### Problem requirements
Will you restate verbatim the lines running from the line with "Decode this image" to the end of the data, leaving out everything else?
--- start Information provided ---
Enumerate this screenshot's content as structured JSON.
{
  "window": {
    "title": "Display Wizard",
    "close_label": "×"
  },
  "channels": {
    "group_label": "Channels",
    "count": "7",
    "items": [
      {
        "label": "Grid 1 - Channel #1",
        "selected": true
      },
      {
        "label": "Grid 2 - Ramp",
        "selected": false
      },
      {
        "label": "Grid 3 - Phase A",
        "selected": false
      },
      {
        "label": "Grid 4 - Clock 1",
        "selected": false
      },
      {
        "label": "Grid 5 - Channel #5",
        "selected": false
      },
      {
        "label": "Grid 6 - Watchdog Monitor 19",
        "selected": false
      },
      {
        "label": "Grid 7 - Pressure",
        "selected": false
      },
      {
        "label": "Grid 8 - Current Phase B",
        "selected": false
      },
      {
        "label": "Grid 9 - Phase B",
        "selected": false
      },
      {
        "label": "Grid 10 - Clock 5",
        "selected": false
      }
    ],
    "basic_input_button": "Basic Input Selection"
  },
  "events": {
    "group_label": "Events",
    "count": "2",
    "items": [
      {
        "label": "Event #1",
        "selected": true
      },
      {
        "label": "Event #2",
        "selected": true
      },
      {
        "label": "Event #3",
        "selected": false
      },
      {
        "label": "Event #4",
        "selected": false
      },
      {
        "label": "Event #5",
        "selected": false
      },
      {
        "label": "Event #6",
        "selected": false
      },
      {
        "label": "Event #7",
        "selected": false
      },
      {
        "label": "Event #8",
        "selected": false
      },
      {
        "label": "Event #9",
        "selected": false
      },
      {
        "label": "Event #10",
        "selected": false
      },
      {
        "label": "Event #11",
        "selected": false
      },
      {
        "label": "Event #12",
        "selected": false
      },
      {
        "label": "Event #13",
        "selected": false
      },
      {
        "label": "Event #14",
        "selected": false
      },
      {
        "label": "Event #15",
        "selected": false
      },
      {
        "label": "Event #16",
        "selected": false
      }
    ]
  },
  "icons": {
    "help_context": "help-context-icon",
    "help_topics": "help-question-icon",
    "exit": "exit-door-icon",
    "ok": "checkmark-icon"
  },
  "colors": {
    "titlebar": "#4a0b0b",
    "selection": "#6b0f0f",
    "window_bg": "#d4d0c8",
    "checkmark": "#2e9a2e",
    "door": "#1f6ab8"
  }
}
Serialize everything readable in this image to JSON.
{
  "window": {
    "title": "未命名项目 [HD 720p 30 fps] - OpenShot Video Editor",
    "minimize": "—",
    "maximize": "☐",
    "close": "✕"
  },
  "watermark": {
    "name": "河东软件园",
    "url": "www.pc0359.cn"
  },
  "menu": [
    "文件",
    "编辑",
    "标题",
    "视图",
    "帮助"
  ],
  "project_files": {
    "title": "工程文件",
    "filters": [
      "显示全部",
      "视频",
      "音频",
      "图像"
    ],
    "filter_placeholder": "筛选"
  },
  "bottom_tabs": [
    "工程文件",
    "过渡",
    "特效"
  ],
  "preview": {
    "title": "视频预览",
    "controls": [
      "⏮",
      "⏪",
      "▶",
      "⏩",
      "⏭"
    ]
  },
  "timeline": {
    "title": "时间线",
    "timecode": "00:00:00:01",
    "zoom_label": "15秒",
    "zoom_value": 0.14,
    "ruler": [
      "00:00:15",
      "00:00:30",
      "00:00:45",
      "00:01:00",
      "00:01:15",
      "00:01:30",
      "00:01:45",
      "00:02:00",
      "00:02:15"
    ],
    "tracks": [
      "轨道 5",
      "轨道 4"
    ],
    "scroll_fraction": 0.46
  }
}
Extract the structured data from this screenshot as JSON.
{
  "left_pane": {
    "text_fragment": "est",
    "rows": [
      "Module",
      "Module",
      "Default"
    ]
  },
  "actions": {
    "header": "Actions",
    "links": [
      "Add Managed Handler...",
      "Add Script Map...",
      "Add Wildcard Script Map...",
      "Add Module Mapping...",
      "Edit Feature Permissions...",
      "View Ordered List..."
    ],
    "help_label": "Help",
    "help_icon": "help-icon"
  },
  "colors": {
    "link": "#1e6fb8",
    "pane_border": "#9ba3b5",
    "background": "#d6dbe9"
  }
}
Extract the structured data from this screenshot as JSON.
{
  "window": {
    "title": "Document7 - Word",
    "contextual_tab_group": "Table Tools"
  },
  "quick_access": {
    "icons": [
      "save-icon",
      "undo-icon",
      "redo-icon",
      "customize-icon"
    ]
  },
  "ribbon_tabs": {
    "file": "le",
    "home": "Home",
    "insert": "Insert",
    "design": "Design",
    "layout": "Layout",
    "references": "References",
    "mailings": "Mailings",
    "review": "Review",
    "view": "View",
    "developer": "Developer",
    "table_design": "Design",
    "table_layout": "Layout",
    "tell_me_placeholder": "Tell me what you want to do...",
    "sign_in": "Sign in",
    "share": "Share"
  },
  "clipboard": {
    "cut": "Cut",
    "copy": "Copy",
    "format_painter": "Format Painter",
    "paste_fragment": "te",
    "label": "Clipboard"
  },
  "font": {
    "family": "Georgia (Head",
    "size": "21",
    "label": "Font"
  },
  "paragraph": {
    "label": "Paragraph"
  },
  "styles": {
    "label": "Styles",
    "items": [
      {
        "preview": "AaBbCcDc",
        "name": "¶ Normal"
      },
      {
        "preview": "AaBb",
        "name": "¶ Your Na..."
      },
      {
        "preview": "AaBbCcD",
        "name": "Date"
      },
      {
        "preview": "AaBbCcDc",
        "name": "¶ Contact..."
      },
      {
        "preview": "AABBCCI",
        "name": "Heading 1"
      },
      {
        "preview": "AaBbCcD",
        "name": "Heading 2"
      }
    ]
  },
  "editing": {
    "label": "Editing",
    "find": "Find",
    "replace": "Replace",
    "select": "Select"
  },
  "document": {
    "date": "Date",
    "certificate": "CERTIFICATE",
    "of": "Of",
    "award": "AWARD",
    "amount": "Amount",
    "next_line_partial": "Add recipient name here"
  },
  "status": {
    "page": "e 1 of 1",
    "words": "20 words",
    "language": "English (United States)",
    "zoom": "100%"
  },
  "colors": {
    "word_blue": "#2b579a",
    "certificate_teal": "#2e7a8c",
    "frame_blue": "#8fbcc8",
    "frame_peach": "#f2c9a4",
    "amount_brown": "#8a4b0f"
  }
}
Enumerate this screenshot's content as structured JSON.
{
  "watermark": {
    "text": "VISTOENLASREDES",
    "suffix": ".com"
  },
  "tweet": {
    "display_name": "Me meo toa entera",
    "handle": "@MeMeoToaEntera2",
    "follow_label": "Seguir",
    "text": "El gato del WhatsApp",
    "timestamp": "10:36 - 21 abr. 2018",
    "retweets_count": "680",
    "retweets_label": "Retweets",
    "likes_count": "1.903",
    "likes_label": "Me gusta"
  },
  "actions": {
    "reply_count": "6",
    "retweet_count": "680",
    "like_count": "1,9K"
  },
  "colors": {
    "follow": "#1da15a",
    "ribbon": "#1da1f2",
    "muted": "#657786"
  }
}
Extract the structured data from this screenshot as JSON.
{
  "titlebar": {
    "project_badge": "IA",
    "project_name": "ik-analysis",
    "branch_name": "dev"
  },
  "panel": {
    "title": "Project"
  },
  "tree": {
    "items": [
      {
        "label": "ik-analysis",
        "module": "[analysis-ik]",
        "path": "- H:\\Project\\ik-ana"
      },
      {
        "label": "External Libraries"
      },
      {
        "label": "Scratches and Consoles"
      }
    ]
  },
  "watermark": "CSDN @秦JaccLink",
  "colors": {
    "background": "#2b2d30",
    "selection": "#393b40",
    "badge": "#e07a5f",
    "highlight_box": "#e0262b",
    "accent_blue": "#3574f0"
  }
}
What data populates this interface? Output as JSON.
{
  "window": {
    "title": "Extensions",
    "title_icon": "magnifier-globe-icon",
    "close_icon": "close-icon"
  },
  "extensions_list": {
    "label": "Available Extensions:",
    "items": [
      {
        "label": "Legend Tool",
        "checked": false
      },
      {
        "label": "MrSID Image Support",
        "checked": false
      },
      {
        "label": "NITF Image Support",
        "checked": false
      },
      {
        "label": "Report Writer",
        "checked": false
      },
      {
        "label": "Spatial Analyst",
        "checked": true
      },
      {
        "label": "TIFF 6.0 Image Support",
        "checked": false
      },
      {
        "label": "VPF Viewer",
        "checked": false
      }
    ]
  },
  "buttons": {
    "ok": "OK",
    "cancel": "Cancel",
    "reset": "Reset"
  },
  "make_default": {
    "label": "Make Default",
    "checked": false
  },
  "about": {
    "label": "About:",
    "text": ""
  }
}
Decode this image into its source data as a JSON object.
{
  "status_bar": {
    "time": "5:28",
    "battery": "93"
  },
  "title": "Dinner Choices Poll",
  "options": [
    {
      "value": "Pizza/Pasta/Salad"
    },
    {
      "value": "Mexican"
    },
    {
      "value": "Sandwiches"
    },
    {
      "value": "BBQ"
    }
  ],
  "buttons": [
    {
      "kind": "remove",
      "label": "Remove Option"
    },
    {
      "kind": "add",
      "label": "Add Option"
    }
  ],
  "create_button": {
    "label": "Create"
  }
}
--- end Information provided ---
### Exercise result
Decode this image into its source data as a JSON object.
{
  "status_bar": {
    "time": "5:28",
    "battery": "93"
  },
  "title": "Dinner Choices Poll",
  "options": [
    {
      "value": "Pizza/Pasta/Salad"
    },
    {
      "value": "Mexican"
    },
    {
      "value": "Sandwiches"
    },
    {
      "value": "BBQ"
    }
  ],
  "buttons": [
    {
      "kind": "remove",
      "label": "Remove Option"
    },
    {
      "kind": "add",
      "label": "Add Option"
    }
  ],
  "create_button": {
    "label": "Create"
  }
}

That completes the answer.